## [Task objective]
Please carry on the blog text about programming and running a business from its last sentence.

I've always believed that you get only as good people as you deserve. And I've paid the price to learn this again and again and again. Most of the work I've been around is not linear. You can hardly say that if one CEO produces 1 mil of profits five CEOs would turn the same company in 5 mil business. Just like if a system takes 1 developer 3 months to develop it doesn't mean it would take 3 developers (offshore or not) 1 month. Just like if one sales person can close deals worth 100k per month it doesn't mean 3 of them will close 300k.

The Chad's article goes on to explain business automation likening it to automation of software development. While interesting to read - this is how software developers must feel when being compared to construction workers :-). I guess (literally guess) that Chad has passed the euphoric stage in his business and tries to see where is all that going. I wouldn't be surprised if it looked awful lot like working in a big company he left, but with way more responsibilities and way less money. That's where I went through the same Freedom musings. Hopefully, I am wrong and the wine and roses will last forever. They didn't for me, though. Time came when I realized that my business was just a business - without the magic IT formula from The 50 Great E-Businesses and instead of counting millions or billions on my account I had (and still have to) change from passionate programmer passionately pursuing his own sweet career to someone running the business. It's not just about me anymore...

Anyway, today I found a book that does a great job explaining just how different running a business is from software development. The book is The 100 Best Business Books of All Time. I am not saying that reading this book or even all 100 books listed will make you the best business person of the century or that it will solve all your problems. I merely believe that reading some of them will help you see what's on the other side and consider it before it's too late. There's a saying that smart people learn from mistakes of others...Never happened to me, but I hear it's great :-)

Friday, August 28, 2009

Passionate Programmer

It's really been some time since I wrote something. I've been really busy - more than usual busy with all the projects but additionally busy trying to workout a solution to some of my perennial problems.

I finally managed to read The Passionate Programmer. It almost felt like reading my own notes. Over the past few years I've been talking and writing about quite a number of issues from this book. It's almost unbelievable that somebody has so similar views. Starting with the saxophone experience - I played saxophone for 10 years - I can relate really well to Chad's stories and parallels. Of course, that's not to say that because some things work in music they will work in programming as well. As Martin Fowler once said software development is software development and we shouldn't be comparing ourselves to other industries and drawing misleading or wrong parallels. Anyway, regardless of whether the conclusions are right or wrong the flashbacks to saxophone playing experience added extra level of depth (at least for me).

## [Listed entries]
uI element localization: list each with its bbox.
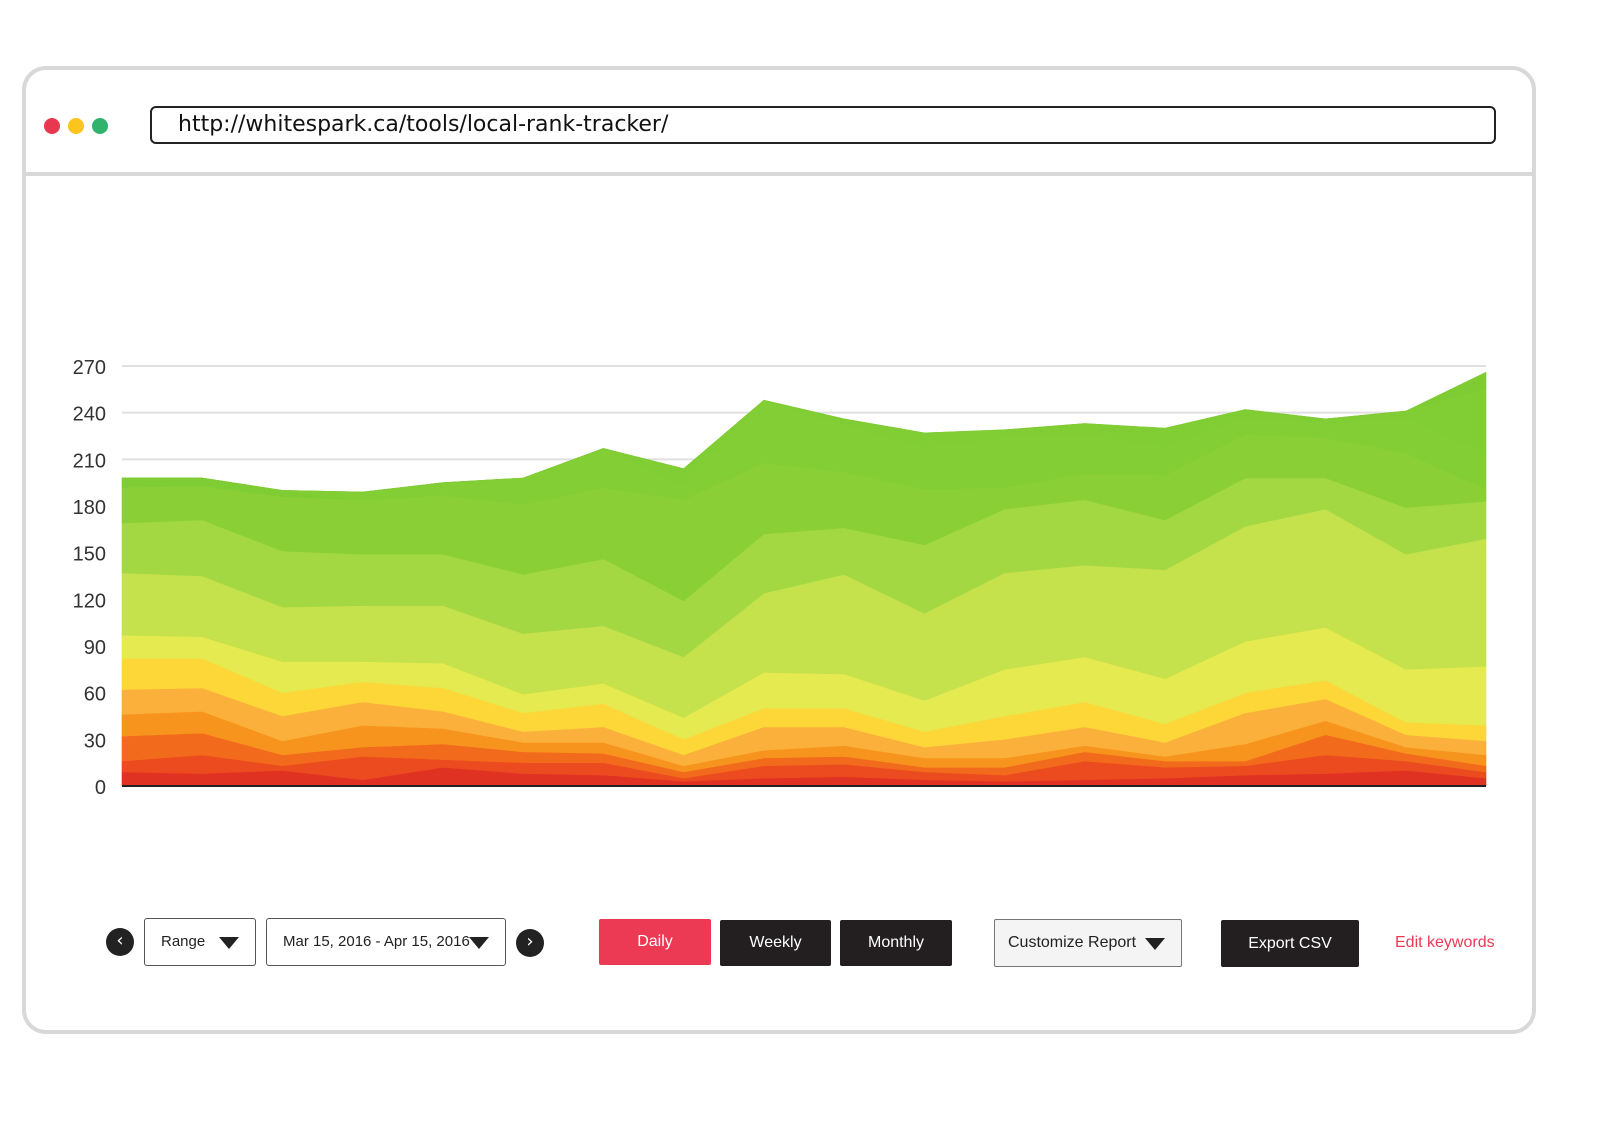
tab-monthly[interactable]: Monthly bbox=[840, 920, 952, 966]
tab-monthly-label: Monthly bbox=[867, 934, 925, 951]
y-tick-label: 90 bbox=[84, 637, 106, 659]
chevron-right-icon: › bbox=[526, 931, 534, 952]
y-tick-label: 0 bbox=[95, 777, 106, 799]
range-select[interactable]: Range bbox=[144, 918, 256, 966]
minimize-window-dot[interactable] bbox=[68, 118, 84, 134]
y-tick-label: 30 bbox=[84, 730, 106, 752]
y-tick-label: 270 bbox=[73, 357, 106, 379]
tab-daily[interactable]: Daily bbox=[599, 919, 711, 965]
next-range-button[interactable]: › bbox=[516, 929, 544, 957]
y-tick-label: 120 bbox=[73, 590, 106, 612]
y-tick-label: 60 bbox=[84, 684, 106, 706]
date-range-select[interactable]: Mar 15, 2016 - Apr 15, 2016 bbox=[266, 918, 506, 966]
customize-report-select[interactable]: Customize Report bbox=[994, 919, 1182, 967]
edit-keywords-link[interactable]: Edit keywords bbox=[1395, 934, 1495, 951]
browser-toolbar: http://whitespark.ca/tools/local-rank-tr… bbox=[26, 70, 1532, 176]
chevron-down-icon bbox=[1145, 938, 1165, 950]
date-range-label: Mar 15, 2016 - Apr 15, 2016 bbox=[283, 933, 470, 950]
chevron-left-icon: ‹ bbox=[116, 930, 124, 951]
customize-report-label: Customize Report bbox=[1008, 934, 1137, 951]
y-tick-label: 180 bbox=[73, 497, 106, 519]
export-csv-label: Export CSV bbox=[1248, 935, 1332, 952]
tab-daily-label: Daily bbox=[637, 933, 673, 950]
chevron-down-icon bbox=[469, 937, 489, 949]
y-tick-label: 210 bbox=[73, 450, 106, 472]
tab-weekly[interactable]: Weekly bbox=[720, 920, 831, 966]
address-bar[interactable]: http://whitespark.ca/tools/local-rank-tr… bbox=[150, 106, 1496, 144]
close-window-dot[interactable] bbox=[44, 118, 60, 134]
chevron-down-icon bbox=[219, 937, 239, 949]
range-select-label: Range bbox=[161, 933, 206, 950]
maximize-window-dot[interactable] bbox=[92, 118, 108, 134]
previous-range-button[interactable]: ‹ bbox=[106, 928, 134, 956]
y-tick-label: 240 bbox=[73, 404, 106, 426]
tab-weekly-label: Weekly bbox=[749, 934, 802, 951]
url-text: http://whitespark.ca/tools/local-rank-tr… bbox=[178, 112, 669, 137]
area-series-14 bbox=[122, 371, 1487, 493]
y-tick-label: 150 bbox=[73, 544, 106, 566]
export-csv-button[interactable]: Export CSV bbox=[1221, 920, 1359, 967]
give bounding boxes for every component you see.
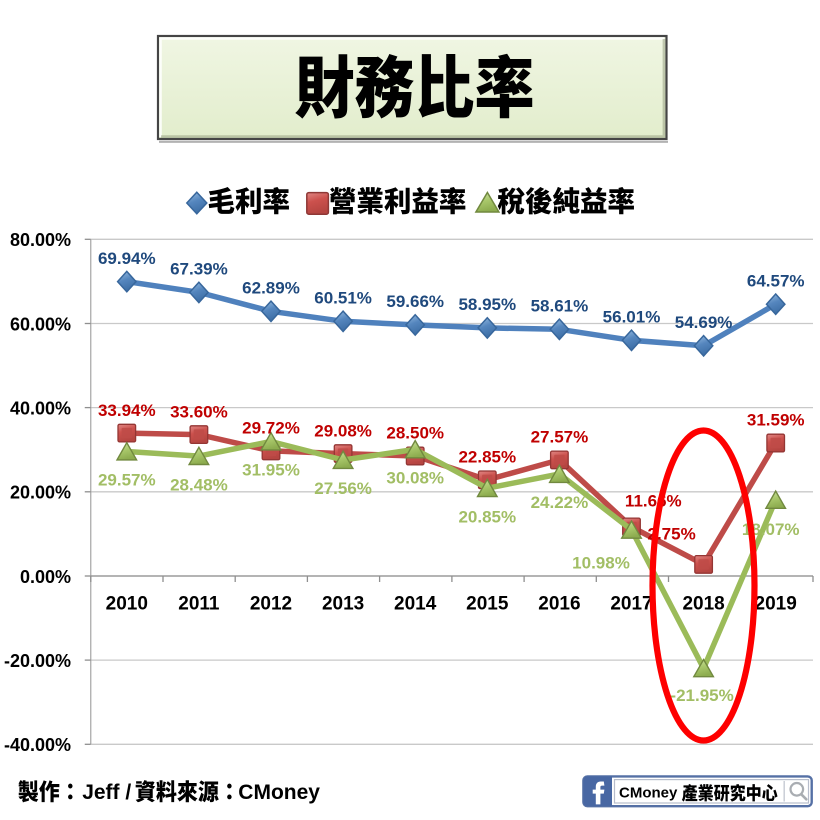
svg-text:2017: 2017 [610, 594, 652, 615]
svg-text:29.72%: 29.72% [242, 419, 300, 438]
svg-text:54.69%: 54.69% [675, 313, 733, 332]
svg-text:-21.95%: -21.95% [670, 686, 733, 705]
svg-text:10.98%: 10.98% [572, 554, 630, 573]
svg-text:59.66%: 59.66% [386, 292, 444, 311]
svg-text:20.85%: 20.85% [458, 507, 516, 526]
svg-text:0.00%: 0.00% [20, 567, 71, 587]
svg-text:58.95%: 58.95% [458, 295, 516, 314]
svg-text:CMoney: CMoney [238, 781, 320, 804]
svg-text:33.60%: 33.60% [170, 402, 228, 421]
svg-text:20.00%: 20.00% [10, 483, 71, 503]
svg-text:33.94%: 33.94% [98, 401, 156, 420]
svg-text:30.08%: 30.08% [386, 469, 444, 488]
svg-text:29.57%: 29.57% [98, 471, 156, 490]
svg-text:60.51%: 60.51% [314, 289, 372, 308]
svg-text:29.08%: 29.08% [314, 421, 372, 440]
svg-text:2014: 2014 [394, 594, 437, 615]
svg-text:22.85%: 22.85% [458, 448, 516, 467]
svg-text:62.89%: 62.89% [242, 279, 300, 298]
svg-text:-40.00%: -40.00% [4, 735, 71, 755]
svg-text:67.39%: 67.39% [170, 260, 228, 279]
svg-text:31.59%: 31.59% [747, 411, 805, 430]
svg-text:64.57%: 64.57% [747, 271, 805, 290]
svg-text:69.94%: 69.94% [98, 249, 156, 268]
svg-text:60.00%: 60.00% [10, 314, 71, 334]
svg-text:2012: 2012 [250, 594, 292, 615]
svg-text:2.75%: 2.75% [647, 525, 695, 544]
svg-text:CMoney: CMoney [619, 785, 678, 802]
svg-text:56.01%: 56.01% [603, 308, 661, 327]
svg-text:2018: 2018 [682, 594, 724, 615]
svg-text:2010: 2010 [106, 594, 148, 615]
svg-text:28.50%: 28.50% [386, 424, 444, 443]
svg-text:27.57%: 27.57% [531, 428, 589, 447]
svg-text:Jeff /: Jeff / [82, 781, 131, 804]
svg-text:2016: 2016 [538, 594, 580, 615]
svg-text:27.56%: 27.56% [314, 479, 372, 498]
svg-text:28.48%: 28.48% [170, 475, 228, 494]
svg-text:2013: 2013 [322, 594, 364, 615]
svg-text:40.00%: 40.00% [10, 399, 71, 419]
svg-text:2019: 2019 [755, 594, 797, 615]
svg-text:-20.00%: -20.00% [4, 651, 71, 671]
svg-text:2011: 2011 [178, 594, 220, 615]
svg-text:31.95%: 31.95% [242, 461, 300, 480]
svg-text:24.22%: 24.22% [531, 493, 589, 512]
svg-text:18.07%: 18.07% [742, 520, 800, 539]
svg-text:11.66%: 11.66% [625, 492, 682, 511]
svg-text:58.61%: 58.61% [531, 297, 589, 316]
svg-text:2015: 2015 [466, 594, 509, 615]
svg-text:80.00%: 80.00% [10, 230, 71, 250]
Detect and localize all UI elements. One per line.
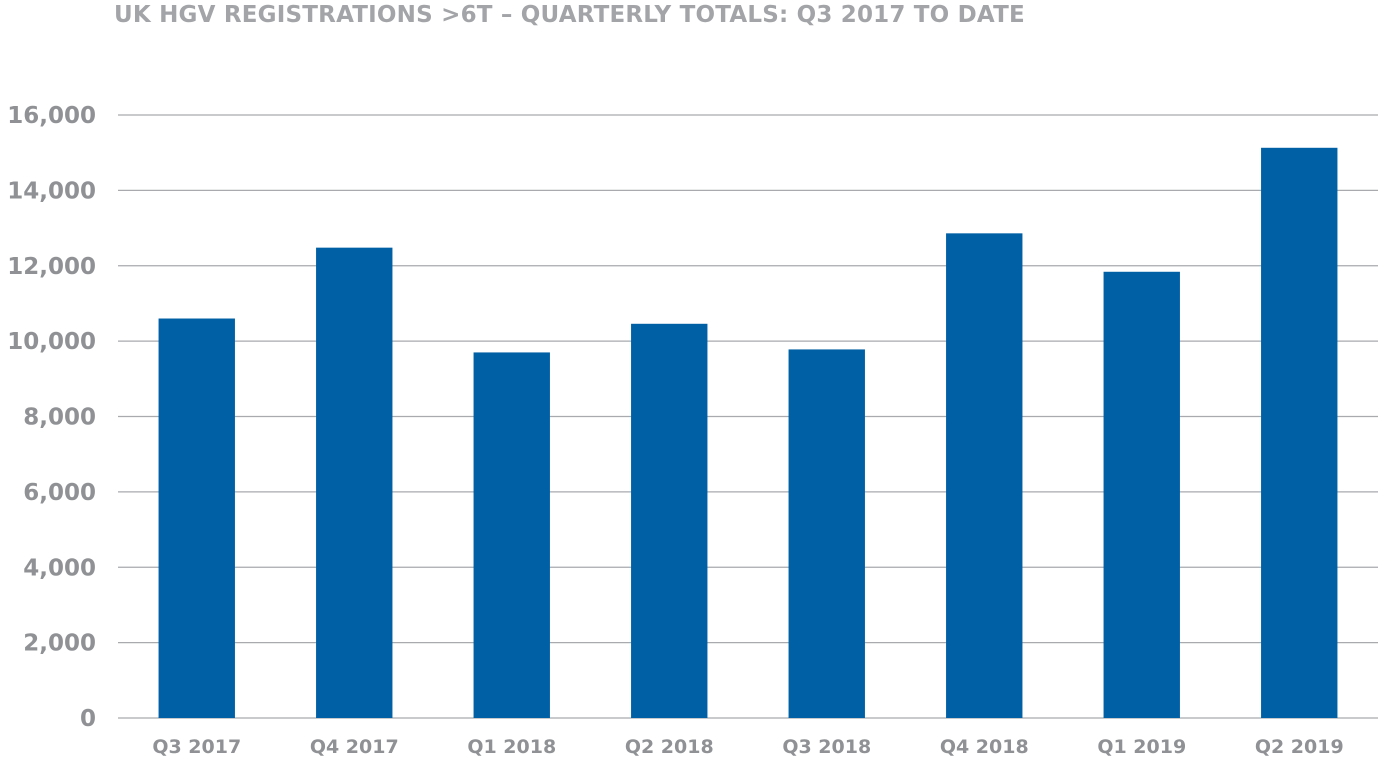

## [Exercise output]
Out of the many ideas that struck a cord with are a few I noted down

Invest in Learning
The nerve!!! Judging by the reactions I receive whenever I talk about importance of proper education and practice for programmers - it's ranking among the worst insults you can ever make. Every programmer worth his salt knows that learning is for dummies. We were born better than them (basically everybody else). Sarcasm aside, I believe that a lot of programmers would benefit from experience of playing a musical instrument. Daily (i.e. every day) practice and performances. When you're performing on stage without practice - okay let me rephrase that - when you're on stage without hundreds of hours of practice - you're very likely to screw up - and if you do you're like naked. There's nowhere to hide. The whole audience looking at you and everybody knows it was you who screwed up. Believe me, the next time you'll think more than twice before coming on stage without proper practice. When you program without practice (or learn on the job) you're just as likely to screw up...the only difference is that you can blame it on the customer, on the specs, on the technology, or whatever or whoever else around you. Many times you can just comfortably hide behind your boss as he/she is the one facing the customer.

Work expands so as to fill the time available for its completion
This is an interesting concept. In the industry where everybody complains about way too tight deadlines - Chad goes on to say that just by making the deadlines even tighter you can easily double or even triple your productivity. While I am still to meet an employee that would confirm this - it's definitely true for me and all my ex-staff that went independent. It's really fun to see that things that took them several months to finish while being employed can suddenly be done in a month when they're on their own.

Writing Skills
"If you can’t organize your thoughts in your mother tongue so that others can clearly understand them, how can we expect that you can do it in a programming language? The ability to shape an idea and lead a reader through a thought process to a logical conclusion is not much different from the ability to create a clear design and system implementation that future maintainers will be able to understand." While this politically incorrect statement would get you to prison in a number of countries it's surprisingly true. And quite opposite to the geek stereotype. Interestingly enough, ability to speak and organize thoughts clearly has become a very important factor for us. Try to notice the similarities between way people speak and code - if you have a programmer that is very verbose - talking, talking, talking and still not making the point clear - chances are his code will be very similar - long winded, using unnecessary constructs and never quite clear on what it's supposed to do. On the other hand, if you have an introverted programmer that says 10 words a day, chances are his code will be very terse, taking one liners to the whole new level.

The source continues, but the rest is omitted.